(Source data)
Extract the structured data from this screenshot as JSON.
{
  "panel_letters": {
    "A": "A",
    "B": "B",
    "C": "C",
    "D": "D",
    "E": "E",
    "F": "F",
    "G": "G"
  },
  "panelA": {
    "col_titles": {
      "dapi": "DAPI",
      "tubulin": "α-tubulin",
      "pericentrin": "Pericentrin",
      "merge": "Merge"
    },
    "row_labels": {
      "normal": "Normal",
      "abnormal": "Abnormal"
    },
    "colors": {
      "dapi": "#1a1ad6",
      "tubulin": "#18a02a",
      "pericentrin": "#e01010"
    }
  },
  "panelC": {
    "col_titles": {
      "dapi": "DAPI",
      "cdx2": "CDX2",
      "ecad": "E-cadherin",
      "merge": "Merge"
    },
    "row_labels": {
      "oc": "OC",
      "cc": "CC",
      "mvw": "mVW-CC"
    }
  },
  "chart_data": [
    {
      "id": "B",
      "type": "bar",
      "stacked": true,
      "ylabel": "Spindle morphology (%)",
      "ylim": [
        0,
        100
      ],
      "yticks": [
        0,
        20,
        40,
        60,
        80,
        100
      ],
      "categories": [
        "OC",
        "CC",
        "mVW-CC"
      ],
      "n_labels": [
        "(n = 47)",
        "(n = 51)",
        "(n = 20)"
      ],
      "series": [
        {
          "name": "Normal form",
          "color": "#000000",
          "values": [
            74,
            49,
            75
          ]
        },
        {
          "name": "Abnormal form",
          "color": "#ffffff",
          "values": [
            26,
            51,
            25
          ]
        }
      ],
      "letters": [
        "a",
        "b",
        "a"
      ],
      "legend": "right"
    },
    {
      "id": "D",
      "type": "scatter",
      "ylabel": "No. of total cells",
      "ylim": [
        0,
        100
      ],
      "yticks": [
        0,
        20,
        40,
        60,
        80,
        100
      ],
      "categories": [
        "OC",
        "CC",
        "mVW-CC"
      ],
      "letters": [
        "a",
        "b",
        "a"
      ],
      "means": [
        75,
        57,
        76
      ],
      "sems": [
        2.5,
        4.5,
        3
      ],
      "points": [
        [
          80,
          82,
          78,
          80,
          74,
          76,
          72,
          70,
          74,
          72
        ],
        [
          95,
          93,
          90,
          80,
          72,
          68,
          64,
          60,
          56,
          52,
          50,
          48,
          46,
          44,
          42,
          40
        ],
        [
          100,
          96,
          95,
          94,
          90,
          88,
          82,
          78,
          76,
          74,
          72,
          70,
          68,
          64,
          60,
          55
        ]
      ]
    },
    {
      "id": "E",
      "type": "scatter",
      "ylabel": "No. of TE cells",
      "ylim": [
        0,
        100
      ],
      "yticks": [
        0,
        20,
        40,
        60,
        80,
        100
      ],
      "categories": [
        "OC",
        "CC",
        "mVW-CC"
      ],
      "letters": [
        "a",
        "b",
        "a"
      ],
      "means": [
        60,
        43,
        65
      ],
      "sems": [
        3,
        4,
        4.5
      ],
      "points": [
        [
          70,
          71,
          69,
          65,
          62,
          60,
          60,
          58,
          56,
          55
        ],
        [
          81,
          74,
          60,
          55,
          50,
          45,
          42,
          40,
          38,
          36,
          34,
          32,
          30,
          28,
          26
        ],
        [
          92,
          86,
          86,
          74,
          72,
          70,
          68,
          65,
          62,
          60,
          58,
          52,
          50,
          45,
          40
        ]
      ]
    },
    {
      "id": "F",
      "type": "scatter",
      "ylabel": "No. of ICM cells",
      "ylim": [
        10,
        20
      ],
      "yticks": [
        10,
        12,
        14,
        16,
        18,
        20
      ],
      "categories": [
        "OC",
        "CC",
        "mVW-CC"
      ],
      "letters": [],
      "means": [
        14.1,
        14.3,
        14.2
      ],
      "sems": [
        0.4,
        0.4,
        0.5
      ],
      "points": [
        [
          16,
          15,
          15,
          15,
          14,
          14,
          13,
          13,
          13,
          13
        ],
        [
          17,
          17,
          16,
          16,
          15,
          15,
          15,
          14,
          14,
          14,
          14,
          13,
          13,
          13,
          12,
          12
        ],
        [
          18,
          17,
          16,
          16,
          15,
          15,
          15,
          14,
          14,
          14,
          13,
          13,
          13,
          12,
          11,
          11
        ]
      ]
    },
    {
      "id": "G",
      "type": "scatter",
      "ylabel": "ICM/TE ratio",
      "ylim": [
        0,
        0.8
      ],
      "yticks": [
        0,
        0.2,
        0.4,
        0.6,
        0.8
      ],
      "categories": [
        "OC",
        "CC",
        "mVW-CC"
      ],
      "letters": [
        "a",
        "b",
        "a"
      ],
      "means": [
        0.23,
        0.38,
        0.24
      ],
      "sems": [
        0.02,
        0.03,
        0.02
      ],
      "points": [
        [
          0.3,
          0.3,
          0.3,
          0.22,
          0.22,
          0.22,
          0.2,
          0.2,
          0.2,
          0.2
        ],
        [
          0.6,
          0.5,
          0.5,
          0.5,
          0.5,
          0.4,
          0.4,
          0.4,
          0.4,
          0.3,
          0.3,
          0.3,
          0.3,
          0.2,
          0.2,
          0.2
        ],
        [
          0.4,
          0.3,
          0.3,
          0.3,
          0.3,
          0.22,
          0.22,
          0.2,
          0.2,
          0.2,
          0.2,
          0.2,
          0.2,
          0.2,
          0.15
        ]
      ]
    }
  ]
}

# Exercise description
Your task is to retype all the records above with nothing left out.

# Your response
Extract the structured data from this screenshot as JSON.
{
  "panel_letters": {
    "A": "A",
    "B": "B",
    "C": "C",
    "D": "D",
    "E": "E",
    "F": "F",
    "G": "G"
  },
  "panelA": {
    "col_titles": {
      "dapi": "DAPI",
      "tubulin": "α-tubulin",
      "pericentrin": "Pericentrin",
      "merge": "Merge"
    },
    "row_labels": {
      "normal": "Normal",
      "abnormal": "Abnormal"
    },
    "colors": {
      "dapi": "#1a1ad6",
      "tubulin": "#18a02a",
      "pericentrin": "#e01010"
    }
  },
  "panelC": {
    "col_titles": {
      "dapi": "DAPI",
      "cdx2": "CDX2",
      "ecad": "E-cadherin",
      "merge": "Merge"
    },
    "row_labels": {
      "oc": "OC",
      "cc": "CC",
      "mvw": "mVW-CC"
    }
  },
  "chart_data": [
    {
      "id": "B",
      "type": "bar",
      "stacked": true,
      "ylabel": "Spindle morphology (%)",
      "ylim": [
        0,
        100
      ],
      "yticks": [
        0,
        20,
        40,
        60,
        80,
        100
      ],
      "categories": [
        "OC",
        "CC",
        "mVW-CC"
      ],
      "n_labels": [
        "(n = 47)",
        "(n = 51)",
        "(n = 20)"
      ],
      "series": [
        {
          "name": "Normal form",
          "color": "#000000",
          "values": [
            74,
            49,
            75
          ]
        },
        {
          "name": "Abnormal form",
          "color": "#ffffff",
          "values": [
            26,
            51,
            25
          ]
        }
      ],
      "letters": [
        "a",
        "b",
        "a"
      ],
      "legend": "right"
    },
    {
      "id": "D",
      "type": "scatter",
      "ylabel": "No. of total cells",
      "ylim": [
        0,
        100
      ],
      "yticks": [
        0,
        20,
        40,
        60,
        80,
        100
      ],
      "categories": [
        "OC",
        "CC",
        "mVW-CC"
      ],
      "letters": [
        "a",
        "b",
        "a"
      ],
      "means": [
        75,
        57,
        76
      ],
      "sems": [
        2.5,
        4.5,
        3
      ],
      "points": [
        [
          80,
          82,
          78,
          80,
          74,
          76,
          72,
          70,
          74,
          72
        ],
        [
          95,
          93,
          90,
          80,
          72,
          68,
          64,
          60,
          56,
          52,
          50,
          48,
          46,
          44,
          42,
          40
        ],
        [
          100,
          96,
          95,
          94,
          90,
          88,
          82,
          78,
          76,
          74,
          72,
          70,
          68,
          64,
          60,
          55
        ]
      ]
    },
    {
      "id": "E",
      "type": "scatter",
      "ylabel": "No. of TE cells",
      "ylim": [
        0,
        100
      ],
      "yticks": [
        0,
        20,
        40,
        60,
        80,
        100
      ],
      "categories": [
        "OC",
        "CC",
        "mVW-CC"
      ],
      "letters": [
        "a",
        "b",
        "a"
      ],
      "means": [
        60,
        43,
        65
      ],
      "sems": [
        3,
        4,
        4.5
      ],
      "points": [
        [
          70,
          71,
          69,
          65,
          62,
          60,
          60,
          58,
          56,
          55
        ],
        [
          81,
          74,
          60,
          55,
          50,
          45,
          42,
          40,
          38,
          36,
          34,
          32,
          30,
          28,
          26
        ],
        [
          92,
          86,
          86,
          74,
          72,
          70,
          68,
          65,
          62,
          60,
          58,
          52,
          50,
          45,
          40
        ]
      ]
    },
    {
      "id": "F",
      "type": "scatter",
      "ylabel": "No. of ICM cells",
      "ylim": [
        10,
        20
      ],
      "yticks": [
        10,
        12,
        14,
        16,
        18,
        20
      ],
      "categories": [
        "OC",
        "CC",
        "mVW-CC"
      ],
      "letters": [],
      "means": [
        14.1,
        14.3,
        14.2
      ],
      "sems": [
        0.4,
        0.4,
        0.5
      ],
      "points": [
        [
          16,
          15,
          15,
          15,
          14,
          14,
          13,
          13,
          13,
          13
        ],
        [
          17,
          17,
          16,
          16,
          15,
          15,
          15,
          14,
          14,
          14,
          14,
          13,
          13,
          13,
          12,
          12
        ],
        [
          18,
          17,
          16,
          16,
          15,
          15,
          15,
          14,
          14,
          14,
          13,
          13,
          13,
          12,
          11,
          11
        ]
      ]
    },
    {
      "id": "G",
      "type": "scatter",
      "ylabel": "ICM/TE ratio",
      "ylim": [
        0,
        0.8
      ],
      "yticks": [
        0,
        0.2,
        0.4,
        0.6,
        0.8
      ],
      "categories": [
        "OC",
        "CC",
        "mVW-CC"
      ],
      "letters": [
        "a",
        "b",
        "a"
      ],
      "means": [
        0.23,
        0.38,
        0.24
      ],
      "sems": [
        0.02,
        0.03,
        0.02
      ],
      "points": [
        [
          0.3,
          0.3,
          0.3,
          0.22,
          0.22,
          0.22,
          0.2,
          0.2,
          0.2,
          0.2
        ],
        [
          0.6,
          0.5,
          0.5,
          0.5,
          0.5,
          0.4,
          0.4,
          0.4,
          0.4,
          0.3,
          0.3,
          0.3,
          0.3,
          0.2,
          0.2,
          0.2
        ],
        [
          0.4,
          0.3,
          0.3,
          0.3,
          0.3,
          0.22,
          0.22,
          0.2,
          0.2,
          0.2,
          0.2,
          0.2,
          0.2,
          0.2,
          0.15
        ]
      ]
    }
  ]
}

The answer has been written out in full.